» GIVEN INFORMATION:
———
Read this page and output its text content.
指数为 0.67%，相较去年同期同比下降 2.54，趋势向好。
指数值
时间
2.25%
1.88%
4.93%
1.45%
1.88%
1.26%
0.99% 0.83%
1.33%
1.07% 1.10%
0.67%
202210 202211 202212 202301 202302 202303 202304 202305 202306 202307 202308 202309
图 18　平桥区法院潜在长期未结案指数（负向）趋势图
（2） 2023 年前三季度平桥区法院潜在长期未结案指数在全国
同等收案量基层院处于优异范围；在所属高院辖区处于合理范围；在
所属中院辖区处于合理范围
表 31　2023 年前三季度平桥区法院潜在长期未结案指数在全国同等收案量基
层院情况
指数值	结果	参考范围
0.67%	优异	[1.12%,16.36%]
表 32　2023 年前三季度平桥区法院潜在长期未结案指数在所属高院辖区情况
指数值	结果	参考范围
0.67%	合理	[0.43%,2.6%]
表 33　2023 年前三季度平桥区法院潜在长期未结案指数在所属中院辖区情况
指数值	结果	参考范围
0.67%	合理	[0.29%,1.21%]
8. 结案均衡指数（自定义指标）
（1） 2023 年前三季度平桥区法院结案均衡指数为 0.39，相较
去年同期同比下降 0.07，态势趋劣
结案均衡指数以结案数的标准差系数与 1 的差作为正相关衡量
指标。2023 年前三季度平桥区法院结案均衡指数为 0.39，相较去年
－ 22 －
———
» PROBLEM STATEMENT:
Using the listing above, return all lines where the word "年前三季度平桥区法院结案均衡指数为" occurs.

» TASK SOLUTION:
（1） 2023 年前三季度平桥区法院结案均衡指数为 0.39，相较
指标。2023 年前三季度平桥区法院结案均衡指数为 0.39，相较去年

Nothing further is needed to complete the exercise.